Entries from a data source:
§ §
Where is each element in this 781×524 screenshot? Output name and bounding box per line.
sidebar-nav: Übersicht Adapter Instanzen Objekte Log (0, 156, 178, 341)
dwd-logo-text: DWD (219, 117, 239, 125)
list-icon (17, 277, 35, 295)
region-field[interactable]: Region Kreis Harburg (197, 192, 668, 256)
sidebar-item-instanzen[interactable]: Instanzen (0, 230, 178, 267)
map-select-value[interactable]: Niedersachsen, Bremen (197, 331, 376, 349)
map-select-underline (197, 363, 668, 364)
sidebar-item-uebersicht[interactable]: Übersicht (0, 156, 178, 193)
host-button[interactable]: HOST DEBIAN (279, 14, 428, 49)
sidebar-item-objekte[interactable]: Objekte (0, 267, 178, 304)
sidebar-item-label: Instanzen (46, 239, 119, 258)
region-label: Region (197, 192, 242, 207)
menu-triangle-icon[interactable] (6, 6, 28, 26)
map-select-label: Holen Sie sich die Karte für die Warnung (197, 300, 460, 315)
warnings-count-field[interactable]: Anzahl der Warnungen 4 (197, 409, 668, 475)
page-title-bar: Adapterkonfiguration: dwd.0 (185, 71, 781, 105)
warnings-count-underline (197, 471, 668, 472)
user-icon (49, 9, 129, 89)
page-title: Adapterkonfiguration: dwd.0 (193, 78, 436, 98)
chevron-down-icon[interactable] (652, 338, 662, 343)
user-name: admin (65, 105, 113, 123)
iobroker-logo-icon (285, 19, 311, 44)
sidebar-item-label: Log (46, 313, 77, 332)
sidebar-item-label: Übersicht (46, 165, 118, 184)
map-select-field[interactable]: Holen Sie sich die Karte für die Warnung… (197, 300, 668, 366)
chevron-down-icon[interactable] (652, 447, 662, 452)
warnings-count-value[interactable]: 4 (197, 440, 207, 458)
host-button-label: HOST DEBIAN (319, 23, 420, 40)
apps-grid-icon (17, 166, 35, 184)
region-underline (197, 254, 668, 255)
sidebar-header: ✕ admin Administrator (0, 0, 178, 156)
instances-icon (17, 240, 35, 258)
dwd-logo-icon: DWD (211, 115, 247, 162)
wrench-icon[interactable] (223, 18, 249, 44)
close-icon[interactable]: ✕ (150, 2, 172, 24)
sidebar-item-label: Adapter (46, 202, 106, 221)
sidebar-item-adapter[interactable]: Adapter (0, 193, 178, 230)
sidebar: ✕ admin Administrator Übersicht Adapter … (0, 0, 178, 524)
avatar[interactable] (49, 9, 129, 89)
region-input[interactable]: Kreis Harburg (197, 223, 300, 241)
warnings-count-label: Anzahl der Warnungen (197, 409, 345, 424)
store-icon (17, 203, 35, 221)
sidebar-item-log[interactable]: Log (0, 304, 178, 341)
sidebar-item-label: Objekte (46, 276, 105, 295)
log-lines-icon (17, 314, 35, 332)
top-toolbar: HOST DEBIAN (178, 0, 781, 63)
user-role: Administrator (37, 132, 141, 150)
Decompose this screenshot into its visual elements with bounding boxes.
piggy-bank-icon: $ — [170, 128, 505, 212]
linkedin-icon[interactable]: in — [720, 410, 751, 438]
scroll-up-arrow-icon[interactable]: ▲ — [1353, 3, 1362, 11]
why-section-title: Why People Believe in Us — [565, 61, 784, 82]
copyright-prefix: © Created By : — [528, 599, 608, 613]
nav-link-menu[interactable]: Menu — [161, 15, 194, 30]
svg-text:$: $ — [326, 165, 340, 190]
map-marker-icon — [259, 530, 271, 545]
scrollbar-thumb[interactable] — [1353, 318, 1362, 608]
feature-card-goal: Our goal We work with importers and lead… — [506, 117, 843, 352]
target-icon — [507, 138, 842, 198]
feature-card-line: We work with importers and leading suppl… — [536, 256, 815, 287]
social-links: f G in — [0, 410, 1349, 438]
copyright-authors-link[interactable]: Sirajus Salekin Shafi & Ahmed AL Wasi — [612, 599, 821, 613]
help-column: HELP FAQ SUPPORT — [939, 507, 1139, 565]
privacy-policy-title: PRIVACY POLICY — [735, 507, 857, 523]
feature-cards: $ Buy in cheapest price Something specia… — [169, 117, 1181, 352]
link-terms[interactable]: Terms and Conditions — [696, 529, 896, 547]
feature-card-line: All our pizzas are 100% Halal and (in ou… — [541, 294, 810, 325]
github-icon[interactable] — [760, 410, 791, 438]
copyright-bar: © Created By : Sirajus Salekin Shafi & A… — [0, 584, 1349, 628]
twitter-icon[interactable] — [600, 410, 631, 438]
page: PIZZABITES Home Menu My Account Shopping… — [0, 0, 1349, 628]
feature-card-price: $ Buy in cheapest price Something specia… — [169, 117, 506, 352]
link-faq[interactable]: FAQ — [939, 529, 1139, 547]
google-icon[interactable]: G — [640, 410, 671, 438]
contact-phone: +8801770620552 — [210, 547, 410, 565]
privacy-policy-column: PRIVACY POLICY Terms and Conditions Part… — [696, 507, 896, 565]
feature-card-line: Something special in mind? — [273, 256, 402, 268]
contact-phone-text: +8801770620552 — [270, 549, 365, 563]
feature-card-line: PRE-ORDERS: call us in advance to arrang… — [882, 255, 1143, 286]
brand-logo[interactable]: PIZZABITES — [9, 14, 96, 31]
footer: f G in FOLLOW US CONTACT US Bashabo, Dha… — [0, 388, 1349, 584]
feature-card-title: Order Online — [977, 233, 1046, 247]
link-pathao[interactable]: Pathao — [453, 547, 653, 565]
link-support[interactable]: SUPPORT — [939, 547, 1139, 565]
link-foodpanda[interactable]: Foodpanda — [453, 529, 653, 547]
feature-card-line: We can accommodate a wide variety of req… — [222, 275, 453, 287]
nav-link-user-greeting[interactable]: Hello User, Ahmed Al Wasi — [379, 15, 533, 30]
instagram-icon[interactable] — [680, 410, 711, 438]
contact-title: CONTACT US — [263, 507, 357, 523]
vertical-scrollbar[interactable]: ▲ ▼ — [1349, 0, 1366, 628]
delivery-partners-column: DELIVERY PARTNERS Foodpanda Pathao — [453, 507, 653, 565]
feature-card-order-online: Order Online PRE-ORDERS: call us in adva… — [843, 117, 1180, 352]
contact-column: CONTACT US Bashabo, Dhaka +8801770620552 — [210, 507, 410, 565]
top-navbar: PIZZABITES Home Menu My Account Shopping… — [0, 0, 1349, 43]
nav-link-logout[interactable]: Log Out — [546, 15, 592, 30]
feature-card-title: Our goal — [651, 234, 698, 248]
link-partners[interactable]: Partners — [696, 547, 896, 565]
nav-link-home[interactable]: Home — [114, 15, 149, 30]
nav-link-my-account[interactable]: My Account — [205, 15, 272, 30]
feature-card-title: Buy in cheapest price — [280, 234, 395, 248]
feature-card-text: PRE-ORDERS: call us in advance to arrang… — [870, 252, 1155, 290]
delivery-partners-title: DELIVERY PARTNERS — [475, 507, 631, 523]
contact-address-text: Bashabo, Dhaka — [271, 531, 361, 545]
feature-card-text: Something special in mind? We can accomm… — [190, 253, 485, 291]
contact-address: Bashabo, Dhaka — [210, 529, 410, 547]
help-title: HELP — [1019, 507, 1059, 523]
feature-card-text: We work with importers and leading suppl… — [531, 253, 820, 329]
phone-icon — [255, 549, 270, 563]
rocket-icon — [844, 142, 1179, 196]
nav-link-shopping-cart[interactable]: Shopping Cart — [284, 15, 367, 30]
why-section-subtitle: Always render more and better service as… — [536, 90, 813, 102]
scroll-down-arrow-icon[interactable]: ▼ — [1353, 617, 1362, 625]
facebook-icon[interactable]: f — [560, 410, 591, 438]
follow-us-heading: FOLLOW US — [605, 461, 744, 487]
§ §
### Your goal
Retype the stretch of entries from the very first line through the line that contains "list-icon (17, 277, 35, 295)", keeping every character unchanged and including both ends.

### Correct answer
Where is each element in this 781×524 screenshot? Output name and bounding box per line.
sidebar-nav: Übersicht Adapter Instanzen Objekte Log (0, 156, 178, 341)
dwd-logo-text: DWD (219, 117, 239, 125)
list-icon (17, 277, 35, 295)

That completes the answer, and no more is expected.